▶ STATED GOAL: Each record that follows should be repeated exactly, minus any images.
** START OF PROVIDED RECORDS **
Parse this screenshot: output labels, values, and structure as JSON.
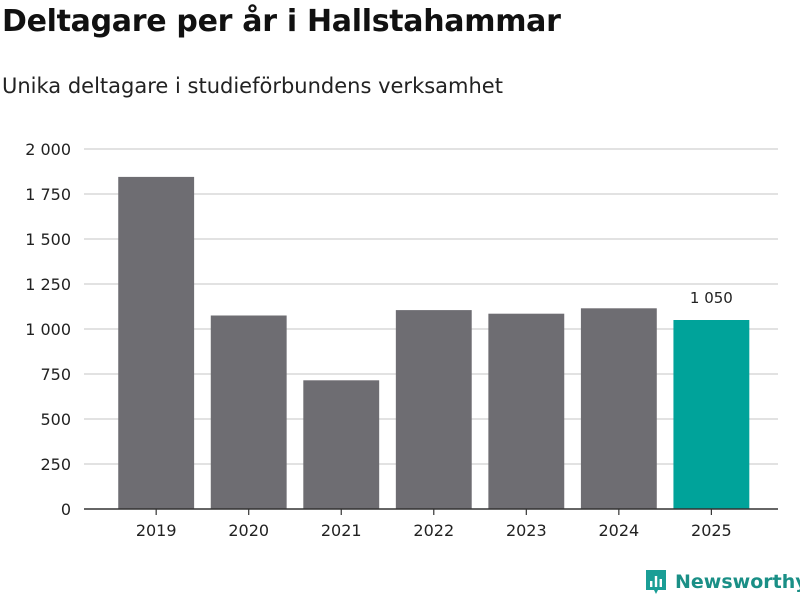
{
  "header": {
    "title": "Deltagare per år i Hallstahammar",
    "subtitle": "Unika deltagare i studieförbundens verksamhet"
  },
  "brand": {
    "name": "Newsworthy",
    "icon": "newsworthy-logo-icon",
    "color": "#1a9e96"
  },
  "colors": {
    "bar": "#6e6d72",
    "highlight": "#00a39a",
    "grid": "#d9d9d9",
    "axis": "#333333"
  },
  "chart_data": {
    "type": "bar",
    "title": "Deltagare per år i Hallstahammar",
    "subtitle": "Unika deltagare i studieförbundens verksamhet",
    "categories": [
      "2019",
      "2020",
      "2021",
      "2022",
      "2023",
      "2024",
      "2025"
    ],
    "values": [
      1845,
      1075,
      715,
      1105,
      1085,
      1115,
      1050
    ],
    "highlight_index": 6,
    "data_labels": [
      {
        "index": 6,
        "text": "1 050"
      }
    ],
    "ylim": [
      0,
      2000
    ],
    "yticks": [
      0,
      250,
      500,
      750,
      1000,
      1250,
      1500,
      1750,
      2000
    ],
    "ytick_labels": [
      "0",
      "250",
      "500",
      "750",
      "1 000",
      "1 250",
      "1 500",
      "1 750",
      "2 000"
    ],
    "xlabel": "",
    "ylabel": "",
    "grid": true,
    "legend": "none"
  }
}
** END OF PROVIDED RECORDS **
▶ EXERCISE ANSWER:
Parse this screenshot: output labels, values, and structure as JSON.
{
  "header": {
    "title": "Deltagare per år i Hallstahammar",
    "subtitle": "Unika deltagare i studieförbundens verksamhet"
  },
  "brand": {
    "name": "Newsworthy",
    "icon": "newsworthy-logo-icon",
    "color": "#1a9e96"
  },
  "colors": {
    "bar": "#6e6d72",
    "highlight": "#00a39a",
    "grid": "#d9d9d9",
    "axis": "#333333"
  },
  "chart_data": {
    "type": "bar",
    "title": "Deltagare per år i Hallstahammar",
    "subtitle": "Unika deltagare i studieförbundens verksamhet",
    "categories": [
      "2019",
      "2020",
      "2021",
      "2022",
      "2023",
      "2024",
      "2025"
    ],
    "values": [
      1845,
      1075,
      715,
      1105,
      1085,
      1115,
      1050
    ],
    "highlight_index": 6,
    "data_labels": [
      {
        "index": 6,
        "text": "1 050"
      }
    ],
    "ylim": [
      0,
      2000
    ],
    "yticks": [
      0,
      250,
      500,
      750,
      1000,
      1250,
      1500,
      1750,
      2000
    ],
    "ytick_labels": [
      "0",
      "250",
      "500",
      "750",
      "1 000",
      "1 250",
      "1 500",
      "1 750",
      "2 000"
    ],
    "xlabel": "",
    "ylabel": "",
    "grid": true,
    "legend": "none"
  }
}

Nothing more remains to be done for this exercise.